PROBLEM STATEMENT:
Repeat the material below exactly, line for line.
┄┄┄┄┄┄
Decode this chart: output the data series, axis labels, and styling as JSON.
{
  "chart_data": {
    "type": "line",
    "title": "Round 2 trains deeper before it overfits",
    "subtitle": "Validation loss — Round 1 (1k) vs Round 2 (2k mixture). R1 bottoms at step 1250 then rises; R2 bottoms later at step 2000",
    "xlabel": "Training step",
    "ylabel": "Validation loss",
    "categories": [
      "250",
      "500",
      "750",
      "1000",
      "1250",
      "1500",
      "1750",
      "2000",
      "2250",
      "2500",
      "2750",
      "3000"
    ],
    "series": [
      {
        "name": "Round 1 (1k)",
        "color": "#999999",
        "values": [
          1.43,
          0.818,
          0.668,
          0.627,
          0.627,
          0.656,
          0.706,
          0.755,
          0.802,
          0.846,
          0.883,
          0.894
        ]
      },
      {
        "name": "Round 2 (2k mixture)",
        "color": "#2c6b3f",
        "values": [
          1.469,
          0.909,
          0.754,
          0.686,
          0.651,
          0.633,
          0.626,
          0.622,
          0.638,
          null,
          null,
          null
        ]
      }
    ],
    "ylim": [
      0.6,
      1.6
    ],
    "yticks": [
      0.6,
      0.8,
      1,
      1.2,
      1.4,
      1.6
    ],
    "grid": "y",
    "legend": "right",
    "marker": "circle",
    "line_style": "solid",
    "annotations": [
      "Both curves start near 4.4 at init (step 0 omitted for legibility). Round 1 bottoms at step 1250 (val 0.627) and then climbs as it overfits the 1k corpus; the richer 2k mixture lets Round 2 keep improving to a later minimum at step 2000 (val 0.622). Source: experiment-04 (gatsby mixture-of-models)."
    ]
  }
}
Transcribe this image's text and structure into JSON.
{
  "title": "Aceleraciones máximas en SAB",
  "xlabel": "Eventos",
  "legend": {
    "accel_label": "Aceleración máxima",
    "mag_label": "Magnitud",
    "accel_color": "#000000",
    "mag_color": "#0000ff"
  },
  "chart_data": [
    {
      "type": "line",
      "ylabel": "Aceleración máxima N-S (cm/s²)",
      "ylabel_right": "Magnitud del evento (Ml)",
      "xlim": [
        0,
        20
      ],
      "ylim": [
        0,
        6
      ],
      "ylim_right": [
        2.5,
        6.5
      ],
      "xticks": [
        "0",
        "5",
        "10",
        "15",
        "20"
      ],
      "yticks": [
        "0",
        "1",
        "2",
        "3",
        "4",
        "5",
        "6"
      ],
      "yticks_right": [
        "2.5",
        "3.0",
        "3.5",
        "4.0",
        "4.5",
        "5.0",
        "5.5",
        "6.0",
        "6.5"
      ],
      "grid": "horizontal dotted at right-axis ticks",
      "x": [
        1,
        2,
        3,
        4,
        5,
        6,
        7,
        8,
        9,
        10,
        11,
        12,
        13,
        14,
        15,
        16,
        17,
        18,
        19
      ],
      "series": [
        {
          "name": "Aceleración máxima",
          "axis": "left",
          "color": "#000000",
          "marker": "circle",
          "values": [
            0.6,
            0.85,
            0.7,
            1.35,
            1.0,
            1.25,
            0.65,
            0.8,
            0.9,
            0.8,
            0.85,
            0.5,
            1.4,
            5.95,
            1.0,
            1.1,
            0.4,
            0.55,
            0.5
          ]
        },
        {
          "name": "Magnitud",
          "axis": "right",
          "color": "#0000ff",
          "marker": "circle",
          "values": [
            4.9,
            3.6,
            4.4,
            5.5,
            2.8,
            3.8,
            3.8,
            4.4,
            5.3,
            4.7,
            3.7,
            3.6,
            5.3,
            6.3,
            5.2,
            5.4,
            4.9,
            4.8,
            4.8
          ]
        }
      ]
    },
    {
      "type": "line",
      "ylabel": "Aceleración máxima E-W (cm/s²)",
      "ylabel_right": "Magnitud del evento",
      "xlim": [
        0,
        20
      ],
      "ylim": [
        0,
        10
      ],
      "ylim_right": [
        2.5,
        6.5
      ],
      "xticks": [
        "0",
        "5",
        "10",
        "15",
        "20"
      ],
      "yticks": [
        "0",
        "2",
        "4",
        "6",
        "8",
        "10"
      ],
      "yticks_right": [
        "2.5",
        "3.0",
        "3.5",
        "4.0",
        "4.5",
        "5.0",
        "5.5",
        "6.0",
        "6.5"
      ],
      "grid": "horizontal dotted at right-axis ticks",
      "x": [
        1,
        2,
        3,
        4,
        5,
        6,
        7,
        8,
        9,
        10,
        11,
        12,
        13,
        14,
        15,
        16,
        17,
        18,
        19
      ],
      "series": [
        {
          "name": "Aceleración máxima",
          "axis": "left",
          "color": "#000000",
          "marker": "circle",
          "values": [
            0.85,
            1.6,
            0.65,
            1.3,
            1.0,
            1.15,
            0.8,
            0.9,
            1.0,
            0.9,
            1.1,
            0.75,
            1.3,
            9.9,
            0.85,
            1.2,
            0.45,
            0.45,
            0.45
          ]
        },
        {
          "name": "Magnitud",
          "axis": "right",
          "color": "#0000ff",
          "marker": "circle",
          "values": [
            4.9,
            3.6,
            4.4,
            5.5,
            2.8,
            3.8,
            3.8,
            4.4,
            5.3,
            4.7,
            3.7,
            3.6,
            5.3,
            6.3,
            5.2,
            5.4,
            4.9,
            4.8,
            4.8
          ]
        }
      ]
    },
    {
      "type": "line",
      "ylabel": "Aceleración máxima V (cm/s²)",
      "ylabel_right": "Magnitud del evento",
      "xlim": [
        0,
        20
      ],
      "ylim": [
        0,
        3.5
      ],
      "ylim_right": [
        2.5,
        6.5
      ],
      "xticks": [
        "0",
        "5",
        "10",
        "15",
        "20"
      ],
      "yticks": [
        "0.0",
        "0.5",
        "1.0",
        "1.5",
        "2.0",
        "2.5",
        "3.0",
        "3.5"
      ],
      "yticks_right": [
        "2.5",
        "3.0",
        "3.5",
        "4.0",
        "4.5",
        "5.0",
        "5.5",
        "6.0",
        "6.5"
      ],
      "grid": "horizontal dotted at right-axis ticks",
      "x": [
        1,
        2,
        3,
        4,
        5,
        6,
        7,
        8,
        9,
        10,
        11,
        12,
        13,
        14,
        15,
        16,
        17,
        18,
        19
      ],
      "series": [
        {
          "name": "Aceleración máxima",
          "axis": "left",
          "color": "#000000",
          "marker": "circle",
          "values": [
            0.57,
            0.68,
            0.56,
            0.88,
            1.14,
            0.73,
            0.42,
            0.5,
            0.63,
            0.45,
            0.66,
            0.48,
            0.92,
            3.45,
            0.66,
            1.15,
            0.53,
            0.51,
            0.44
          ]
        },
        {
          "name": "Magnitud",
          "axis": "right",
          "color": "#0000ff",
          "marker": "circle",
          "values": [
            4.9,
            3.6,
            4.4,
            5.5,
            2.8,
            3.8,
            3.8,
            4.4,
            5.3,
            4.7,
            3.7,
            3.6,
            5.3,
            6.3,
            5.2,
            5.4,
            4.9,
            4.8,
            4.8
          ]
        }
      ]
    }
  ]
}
┄┄┄┄┄┄
THE RESPONSE:
Decode this chart: output the data series, axis labels, and styling as JSON.
{
  "chart_data": {
    "type": "line",
    "title": "Round 2 trains deeper before it overfits",
    "subtitle": "Validation loss — Round 1 (1k) vs Round 2 (2k mixture). R1 bottoms at step 1250 then rises; R2 bottoms later at step 2000",
    "xlabel": "Training step",
    "ylabel": "Validation loss",
    "categories": [
      "250",
      "500",
      "750",
      "1000",
      "1250",
      "1500",
      "1750",
      "2000",
      "2250",
      "2500",
      "2750",
      "3000"
    ],
    "series": [
      {
        "name": "Round 1 (1k)",
        "color": "#999999",
        "values": [
          1.43,
          0.818,
          0.668,
          0.627,
          0.627,
          0.656,
          0.706,
          0.755,
          0.802,
          0.846,
          0.883,
          0.894
        ]
      },
      {
        "name": "Round 2 (2k mixture)",
        "color": "#2c6b3f",
        "values": [
          1.469,
          0.909,
          0.754,
          0.686,
          0.651,
          0.633,
          0.626,
          0.622,
          0.638,
          null,
          null,
          null
        ]
      }
    ],
    "ylim": [
      0.6,
      1.6
    ],
    "yticks": [
      0.6,
      0.8,
      1,
      1.2,
      1.4,
      1.6
    ],
    "grid": "y",
    "legend": "right",
    "marker": "circle",
    "line_style": "solid",
    "annotations": [
      "Both curves start near 4.4 at init (step 0 omitted for legibility). Round 1 bottoms at step 1250 (val 0.627) and then climbs as it overfits the 1k corpus; the richer 2k mixture lets Round 2 keep improving to a later minimum at step 2000 (val 0.622). Source: experiment-04 (gatsby mixture-of-models)."
    ]
  }
}
Transcribe this image's text and structure into JSON.
{
  "title": "Aceleraciones máximas en SAB",
  "xlabel": "Eventos",
  "legend": {
    "accel_label": "Aceleración máxima",
    "mag_label": "Magnitud",
    "accel_color": "#000000",
    "mag_color": "#0000ff"
  },
  "chart_data": [
    {
      "type": "line",
      "ylabel": "Aceleración máxima N-S (cm/s²)",
      "ylabel_right": "Magnitud del evento (Ml)",
      "xlim": [
        0,
        20
      ],
      "ylim": [
        0,
        6
      ],
      "ylim_right": [
        2.5,
        6.5
      ],
      "xticks": [
        "0",
        "5",
        "10",
        "15",
        "20"
      ],
      "yticks": [
        "0",
        "1",
        "2",
        "3",
        "4",
        "5",
        "6"
      ],
      "yticks_right": [
        "2.5",
        "3.0",
        "3.5",
        "4.0",
        "4.5",
        "5.0",
        "5.5",
        "6.0",
        "6.5"
      ],
      "grid": "horizontal dotted at right-axis ticks",
      "x": [
        1,
        2,
        3,
        4,
        5,
        6,
        7,
        8,
        9,
        10,
        11,
        12,
        13,
        14,
        15,
        16,
        17,
        18,
        19
      ],
      "series": [
        {
          "name": "Aceleración máxima",
          "axis": "left",
          "color": "#000000",
          "marker": "circle",
          "values": [
            0.6,
            0.85,
            0.7,
            1.35,
            1.0,
            1.25,
            0.65,
            0.8,
            0.9,
            0.8,
            0.85,
            0.5,
            1.4,
            5.95,
            1.0,
            1.1,
            0.4,
            0.55,
            0.5
          ]
        },
        {
          "name": "Magnitud",
          "axis": "right",
          "color": "#0000ff",
          "marker": "circle",
          "values": [
            4.9,
            3.6,
            4.4,
            5.5,
            2.8,
            3.8,
            3.8,
            4.4,
            5.3,
            4.7,
            3.7,
            3.6,
            5.3,
            6.3,
            5.2,
            5.4,
            4.9,
            4.8,
            4.8
          ]
        }
      ]
    },
    {
      "type": "line",
      "ylabel": "Aceleración máxima E-W (cm/s²)",
      "ylabel_right": "Magnitud del evento",
      "xlim": [
        0,
        20
      ],
      "ylim": [
        0,
        10
      ],
      "ylim_right": [
        2.5,
        6.5
      ],
      "xticks": [
        "0",
        "5",
        "10",
        "15",
        "20"
      ],
      "yticks": [
        "0",
        "2",
        "4",
        "6",
        "8",
        "10"
      ],
      "yticks_right": [
        "2.5",
        "3.0",
        "3.5",
        "4.0",
        "4.5",
        "5.0",
        "5.5",
        "6.0",
        "6.5"
      ],
      "grid": "horizontal dotted at right-axis ticks",
      "x": [
        1,
        2,
        3,
        4,
        5,
        6,
        7,
        8,
        9,
        10,
        11,
        12,
        13,
        14,
        15,
        16,
        17,
        18,
        19
      ],
      "series": [
        {
          "name": "Aceleración máxima",
          "axis": "left",
          "color": "#000000",
          "marker": "circle",
          "values": [
            0.85,
            1.6,
            0.65,
            1.3,
            1.0,
            1.15,
            0.8,
            0.9,
            1.0,
            0.9,
            1.1,
            0.75,
            1.3,
            9.9,
            0.85,
            1.2,
            0.45,
            0.45,
            0.45
          ]
        },
        {
          "name": "Magnitud",
          "axis": "right",
          "color": "#0000ff",
          "marker": "circle",
          "values": [
            4.9,
            3.6,
            4.4,
            5.5,
            2.8,
            3.8,
            3.8,
            4.4,
            5.3,
            4.7,
            3.7,
            3.6,
            5.3,
            6.3,
            5.2,
            5.4,
            4.9,
            4.8,
            4.8
          ]
        }
      ]
    },
    {
      "type": "line",
      "ylabel": "Aceleración máxima V (cm/s²)",
      "ylabel_right": "Magnitud del evento",
      "xlim": [
        0,
        20
      ],
      "ylim": [
        0,
        3.5
      ],
      "ylim_right": [
        2.5,
        6.5
      ],
      "xticks": [
        "0",
        "5",
        "10",
        "15",
        "20"
      ],
      "yticks": [
        "0.0",
        "0.5",
        "1.0",
        "1.5",
        "2.0",
        "2.5",
        "3.0",
        "3.5"
      ],
      "yticks_right": [
        "2.5",
        "3.0",
        "3.5",
        "4.0",
        "4.5",
        "5.0",
        "5.5",
        "6.0",
        "6.5"
      ],
      "grid": "horizontal dotted at right-axis ticks",
      "x": [
        1,
        2,
        3,
        4,
        5,
        6,
        7,
        8,
        9,
        10,
        11,
        12,
        13,
        14,
        15,
        16,
        17,
        18,
        19
      ],
      "series": [
        {
          "name": "Aceleración máxima",
          "axis": "left",
          "color": "#000000",
          "marker": "circle",
          "values": [
            0.57,
            0.68,
            0.56,
            0.88,
            1.14,
            0.73,
            0.42,
            0.5,
            0.63,
            0.45,
            0.66,
            0.48,
            0.92,
            3.45,
            0.66,
            1.15,
            0.53,
            0.51,
            0.44
          ]
        },
        {
          "name": "Magnitud",
          "axis": "right",
          "color": "#0000ff",
          "marker": "circle",
          "values": [
            4.9,
            3.6,
            4.4,
            5.5,
            2.8,
            3.8,
            3.8,
            4.4,
            5.3,
            4.7,
            3.7,
            3.6,
            5.3,
            6.3,
            5.2,
            5.4,
            4.9,
            4.8,
            4.8
          ]
        }
      ]
    }
  ]
}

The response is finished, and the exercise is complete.